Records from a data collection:
..........

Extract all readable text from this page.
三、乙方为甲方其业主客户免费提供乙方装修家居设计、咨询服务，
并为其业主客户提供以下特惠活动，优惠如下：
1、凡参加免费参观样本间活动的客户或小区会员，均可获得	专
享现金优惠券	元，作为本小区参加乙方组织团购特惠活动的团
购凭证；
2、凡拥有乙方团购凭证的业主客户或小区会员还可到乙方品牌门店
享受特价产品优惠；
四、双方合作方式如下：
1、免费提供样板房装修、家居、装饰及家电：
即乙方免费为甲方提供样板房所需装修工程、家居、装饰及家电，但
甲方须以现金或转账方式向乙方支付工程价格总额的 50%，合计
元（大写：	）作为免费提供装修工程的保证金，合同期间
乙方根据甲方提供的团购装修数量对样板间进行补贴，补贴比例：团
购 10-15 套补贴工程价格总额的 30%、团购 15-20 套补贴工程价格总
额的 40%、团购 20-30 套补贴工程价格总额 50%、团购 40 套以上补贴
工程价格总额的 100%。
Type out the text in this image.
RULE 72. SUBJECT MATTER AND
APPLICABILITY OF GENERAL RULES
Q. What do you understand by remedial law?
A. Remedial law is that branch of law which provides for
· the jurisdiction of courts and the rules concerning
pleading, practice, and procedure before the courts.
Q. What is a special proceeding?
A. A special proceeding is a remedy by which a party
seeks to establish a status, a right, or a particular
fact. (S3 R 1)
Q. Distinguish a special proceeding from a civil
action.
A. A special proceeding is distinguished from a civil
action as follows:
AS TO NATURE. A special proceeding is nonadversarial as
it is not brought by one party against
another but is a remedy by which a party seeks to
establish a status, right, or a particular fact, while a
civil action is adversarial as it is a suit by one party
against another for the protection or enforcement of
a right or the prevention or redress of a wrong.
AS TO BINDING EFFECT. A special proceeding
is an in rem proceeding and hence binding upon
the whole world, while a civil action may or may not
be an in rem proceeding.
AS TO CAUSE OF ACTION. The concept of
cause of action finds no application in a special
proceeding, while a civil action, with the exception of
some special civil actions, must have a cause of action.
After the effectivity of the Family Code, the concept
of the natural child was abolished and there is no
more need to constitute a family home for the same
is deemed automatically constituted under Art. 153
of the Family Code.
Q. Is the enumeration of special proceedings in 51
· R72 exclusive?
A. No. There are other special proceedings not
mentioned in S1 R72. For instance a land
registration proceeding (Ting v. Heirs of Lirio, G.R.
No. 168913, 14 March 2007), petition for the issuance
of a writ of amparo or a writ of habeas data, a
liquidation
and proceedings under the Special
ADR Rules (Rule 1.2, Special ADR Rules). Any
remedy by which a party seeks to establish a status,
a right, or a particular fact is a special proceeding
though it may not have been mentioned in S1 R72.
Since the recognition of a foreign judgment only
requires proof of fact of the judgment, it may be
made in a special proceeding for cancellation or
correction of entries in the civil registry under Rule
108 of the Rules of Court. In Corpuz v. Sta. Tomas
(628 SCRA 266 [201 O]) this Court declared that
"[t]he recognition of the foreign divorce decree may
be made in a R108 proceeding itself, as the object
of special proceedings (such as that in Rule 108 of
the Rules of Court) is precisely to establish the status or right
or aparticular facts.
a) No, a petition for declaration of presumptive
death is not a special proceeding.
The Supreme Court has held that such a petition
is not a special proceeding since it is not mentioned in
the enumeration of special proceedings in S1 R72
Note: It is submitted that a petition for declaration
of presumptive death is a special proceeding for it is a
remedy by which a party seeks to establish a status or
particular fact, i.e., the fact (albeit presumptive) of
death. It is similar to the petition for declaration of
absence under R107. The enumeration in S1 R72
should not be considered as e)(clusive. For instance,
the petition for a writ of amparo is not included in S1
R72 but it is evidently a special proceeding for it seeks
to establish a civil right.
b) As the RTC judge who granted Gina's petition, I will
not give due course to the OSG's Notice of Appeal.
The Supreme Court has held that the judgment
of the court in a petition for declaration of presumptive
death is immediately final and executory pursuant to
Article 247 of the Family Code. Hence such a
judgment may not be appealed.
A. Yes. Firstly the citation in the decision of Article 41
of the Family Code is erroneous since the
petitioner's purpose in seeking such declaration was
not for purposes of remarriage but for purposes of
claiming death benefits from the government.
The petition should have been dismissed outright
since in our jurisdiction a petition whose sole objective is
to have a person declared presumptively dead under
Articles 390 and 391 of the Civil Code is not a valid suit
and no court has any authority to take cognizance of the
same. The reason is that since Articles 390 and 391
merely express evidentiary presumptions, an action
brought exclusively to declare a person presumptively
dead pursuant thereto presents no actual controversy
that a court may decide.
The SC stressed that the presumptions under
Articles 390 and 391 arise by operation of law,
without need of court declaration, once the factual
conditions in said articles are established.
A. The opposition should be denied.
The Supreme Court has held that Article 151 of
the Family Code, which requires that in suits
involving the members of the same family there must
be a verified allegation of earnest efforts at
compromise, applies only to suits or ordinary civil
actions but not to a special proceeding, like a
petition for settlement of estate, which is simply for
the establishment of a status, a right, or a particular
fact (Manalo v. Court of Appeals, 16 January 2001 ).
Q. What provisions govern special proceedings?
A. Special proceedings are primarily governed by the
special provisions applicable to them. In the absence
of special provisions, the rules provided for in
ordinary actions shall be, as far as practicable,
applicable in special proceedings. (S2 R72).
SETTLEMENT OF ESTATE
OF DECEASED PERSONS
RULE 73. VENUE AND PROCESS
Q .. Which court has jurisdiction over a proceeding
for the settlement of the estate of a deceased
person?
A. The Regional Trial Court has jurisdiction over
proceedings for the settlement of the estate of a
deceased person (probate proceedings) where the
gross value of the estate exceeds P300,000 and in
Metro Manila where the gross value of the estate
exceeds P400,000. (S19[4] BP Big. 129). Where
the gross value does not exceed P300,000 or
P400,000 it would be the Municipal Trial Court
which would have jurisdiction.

..........

Exercise goal >>
Using the listing above, work out how many of its lines include "amparo", and give only the result.

Finished exercise >>
2